● **WHAT IS EXPECTED**
Wherever "screenshot" appears in a line, copy that line.
____________
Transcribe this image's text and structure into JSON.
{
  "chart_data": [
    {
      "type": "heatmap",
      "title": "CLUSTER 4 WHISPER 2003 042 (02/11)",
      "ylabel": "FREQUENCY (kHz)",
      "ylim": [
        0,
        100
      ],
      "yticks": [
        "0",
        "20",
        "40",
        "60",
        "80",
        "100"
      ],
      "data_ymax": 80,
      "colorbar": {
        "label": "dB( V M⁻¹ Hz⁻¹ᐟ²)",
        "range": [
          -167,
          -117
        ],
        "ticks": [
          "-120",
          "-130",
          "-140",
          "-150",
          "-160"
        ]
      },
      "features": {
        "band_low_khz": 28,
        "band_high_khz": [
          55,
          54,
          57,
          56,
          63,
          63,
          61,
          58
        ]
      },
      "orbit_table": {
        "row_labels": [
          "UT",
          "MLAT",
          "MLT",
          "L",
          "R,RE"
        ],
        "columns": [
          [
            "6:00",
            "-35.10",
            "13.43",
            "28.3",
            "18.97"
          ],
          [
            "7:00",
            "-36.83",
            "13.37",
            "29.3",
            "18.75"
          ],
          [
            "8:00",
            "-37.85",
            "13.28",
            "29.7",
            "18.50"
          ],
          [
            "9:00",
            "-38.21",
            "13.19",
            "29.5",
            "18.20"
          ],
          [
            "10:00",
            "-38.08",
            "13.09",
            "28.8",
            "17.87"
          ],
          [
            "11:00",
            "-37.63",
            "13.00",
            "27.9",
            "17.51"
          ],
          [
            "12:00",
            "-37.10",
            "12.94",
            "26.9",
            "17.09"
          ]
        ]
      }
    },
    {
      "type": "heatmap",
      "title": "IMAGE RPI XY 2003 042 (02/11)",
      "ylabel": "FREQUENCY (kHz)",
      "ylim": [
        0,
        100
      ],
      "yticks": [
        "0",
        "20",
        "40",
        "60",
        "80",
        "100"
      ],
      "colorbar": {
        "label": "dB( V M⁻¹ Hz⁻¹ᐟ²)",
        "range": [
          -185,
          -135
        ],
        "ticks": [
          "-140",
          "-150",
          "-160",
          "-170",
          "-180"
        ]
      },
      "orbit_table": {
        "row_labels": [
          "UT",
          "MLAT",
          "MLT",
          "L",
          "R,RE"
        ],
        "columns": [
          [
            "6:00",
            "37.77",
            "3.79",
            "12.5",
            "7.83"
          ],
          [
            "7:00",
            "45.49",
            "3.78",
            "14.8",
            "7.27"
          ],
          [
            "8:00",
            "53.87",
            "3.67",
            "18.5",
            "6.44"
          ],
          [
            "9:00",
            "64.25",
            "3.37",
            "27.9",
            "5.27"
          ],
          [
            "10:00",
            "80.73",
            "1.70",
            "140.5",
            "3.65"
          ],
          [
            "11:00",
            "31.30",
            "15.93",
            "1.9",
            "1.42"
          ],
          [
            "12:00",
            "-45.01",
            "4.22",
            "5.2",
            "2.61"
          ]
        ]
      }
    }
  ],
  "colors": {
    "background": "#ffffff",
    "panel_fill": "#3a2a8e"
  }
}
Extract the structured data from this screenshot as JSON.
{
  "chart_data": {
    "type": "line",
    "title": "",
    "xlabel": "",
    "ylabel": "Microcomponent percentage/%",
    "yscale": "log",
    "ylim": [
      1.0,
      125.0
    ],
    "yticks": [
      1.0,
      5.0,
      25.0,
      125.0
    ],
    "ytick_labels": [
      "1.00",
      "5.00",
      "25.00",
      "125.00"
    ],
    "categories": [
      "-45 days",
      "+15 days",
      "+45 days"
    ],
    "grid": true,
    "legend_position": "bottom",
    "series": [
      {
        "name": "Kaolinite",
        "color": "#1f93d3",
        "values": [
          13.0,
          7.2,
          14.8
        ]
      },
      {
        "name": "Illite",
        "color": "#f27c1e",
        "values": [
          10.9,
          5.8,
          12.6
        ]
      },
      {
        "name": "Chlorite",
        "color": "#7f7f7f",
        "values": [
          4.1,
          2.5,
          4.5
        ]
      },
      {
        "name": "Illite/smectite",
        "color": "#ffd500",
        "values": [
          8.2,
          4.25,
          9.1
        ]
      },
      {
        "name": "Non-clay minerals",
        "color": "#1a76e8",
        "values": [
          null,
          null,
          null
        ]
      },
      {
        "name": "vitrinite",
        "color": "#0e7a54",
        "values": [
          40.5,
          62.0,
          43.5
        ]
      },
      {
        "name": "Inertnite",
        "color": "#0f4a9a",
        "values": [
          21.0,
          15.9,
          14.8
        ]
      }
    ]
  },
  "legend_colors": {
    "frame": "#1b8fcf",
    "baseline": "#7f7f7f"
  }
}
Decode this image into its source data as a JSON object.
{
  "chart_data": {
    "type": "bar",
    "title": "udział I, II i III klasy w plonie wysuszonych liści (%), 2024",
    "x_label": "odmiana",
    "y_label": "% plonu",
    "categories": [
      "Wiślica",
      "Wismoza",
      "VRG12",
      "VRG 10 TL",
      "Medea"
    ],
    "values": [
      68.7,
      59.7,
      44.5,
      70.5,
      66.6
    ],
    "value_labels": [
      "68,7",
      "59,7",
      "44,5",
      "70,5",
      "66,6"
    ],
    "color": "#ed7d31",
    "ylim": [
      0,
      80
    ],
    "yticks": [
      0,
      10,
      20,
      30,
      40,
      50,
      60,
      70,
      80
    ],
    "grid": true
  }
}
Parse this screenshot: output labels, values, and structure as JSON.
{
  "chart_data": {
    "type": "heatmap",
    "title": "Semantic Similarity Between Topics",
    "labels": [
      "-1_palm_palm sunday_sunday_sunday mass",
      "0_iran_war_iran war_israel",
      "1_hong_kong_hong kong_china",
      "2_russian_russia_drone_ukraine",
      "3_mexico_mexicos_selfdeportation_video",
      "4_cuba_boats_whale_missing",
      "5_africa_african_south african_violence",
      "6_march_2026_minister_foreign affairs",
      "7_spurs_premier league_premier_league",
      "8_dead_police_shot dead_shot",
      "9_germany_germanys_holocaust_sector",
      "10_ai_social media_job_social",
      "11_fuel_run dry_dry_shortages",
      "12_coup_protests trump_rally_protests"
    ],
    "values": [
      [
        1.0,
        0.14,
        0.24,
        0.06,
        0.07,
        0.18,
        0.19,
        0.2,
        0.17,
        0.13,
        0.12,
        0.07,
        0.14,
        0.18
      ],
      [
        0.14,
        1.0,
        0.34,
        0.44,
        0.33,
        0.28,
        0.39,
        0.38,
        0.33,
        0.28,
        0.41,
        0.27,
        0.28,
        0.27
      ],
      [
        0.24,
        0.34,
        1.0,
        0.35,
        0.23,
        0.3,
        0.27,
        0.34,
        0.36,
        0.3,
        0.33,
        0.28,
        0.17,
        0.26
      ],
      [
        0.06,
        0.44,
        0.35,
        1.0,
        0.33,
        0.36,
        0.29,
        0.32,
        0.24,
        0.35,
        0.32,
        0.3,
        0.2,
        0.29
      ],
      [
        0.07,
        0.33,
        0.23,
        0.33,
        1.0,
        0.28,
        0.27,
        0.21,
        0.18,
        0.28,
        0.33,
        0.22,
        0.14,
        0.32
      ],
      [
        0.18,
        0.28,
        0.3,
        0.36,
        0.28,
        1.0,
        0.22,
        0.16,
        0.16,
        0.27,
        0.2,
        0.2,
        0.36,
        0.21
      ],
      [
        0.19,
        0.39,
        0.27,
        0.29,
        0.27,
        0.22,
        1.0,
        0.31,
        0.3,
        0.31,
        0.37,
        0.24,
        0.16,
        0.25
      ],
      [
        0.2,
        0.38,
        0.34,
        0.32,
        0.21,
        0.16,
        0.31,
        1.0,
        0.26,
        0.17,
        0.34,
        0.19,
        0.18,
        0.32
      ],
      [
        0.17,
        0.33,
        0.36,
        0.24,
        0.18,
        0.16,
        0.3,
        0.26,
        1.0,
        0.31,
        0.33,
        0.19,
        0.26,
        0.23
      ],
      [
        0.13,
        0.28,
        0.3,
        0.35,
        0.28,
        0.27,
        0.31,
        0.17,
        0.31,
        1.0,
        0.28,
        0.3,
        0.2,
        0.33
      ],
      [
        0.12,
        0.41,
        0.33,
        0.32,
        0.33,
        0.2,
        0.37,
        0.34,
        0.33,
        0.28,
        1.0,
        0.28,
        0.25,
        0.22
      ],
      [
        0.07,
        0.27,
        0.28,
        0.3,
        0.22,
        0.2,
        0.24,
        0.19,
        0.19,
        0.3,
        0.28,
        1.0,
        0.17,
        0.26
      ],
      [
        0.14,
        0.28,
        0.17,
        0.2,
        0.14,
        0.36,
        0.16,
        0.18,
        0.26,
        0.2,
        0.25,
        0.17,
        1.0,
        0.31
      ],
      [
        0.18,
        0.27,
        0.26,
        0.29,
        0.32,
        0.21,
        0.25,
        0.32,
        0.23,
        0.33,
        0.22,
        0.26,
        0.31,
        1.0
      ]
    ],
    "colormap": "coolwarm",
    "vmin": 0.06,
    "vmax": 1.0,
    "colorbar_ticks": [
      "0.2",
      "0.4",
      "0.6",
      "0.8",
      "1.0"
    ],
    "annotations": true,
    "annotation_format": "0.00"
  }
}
____________
● **RESULT**
Extract the structured data from this screenshot as JSON.
Parse this screenshot: output labels, values, and structure as JSON.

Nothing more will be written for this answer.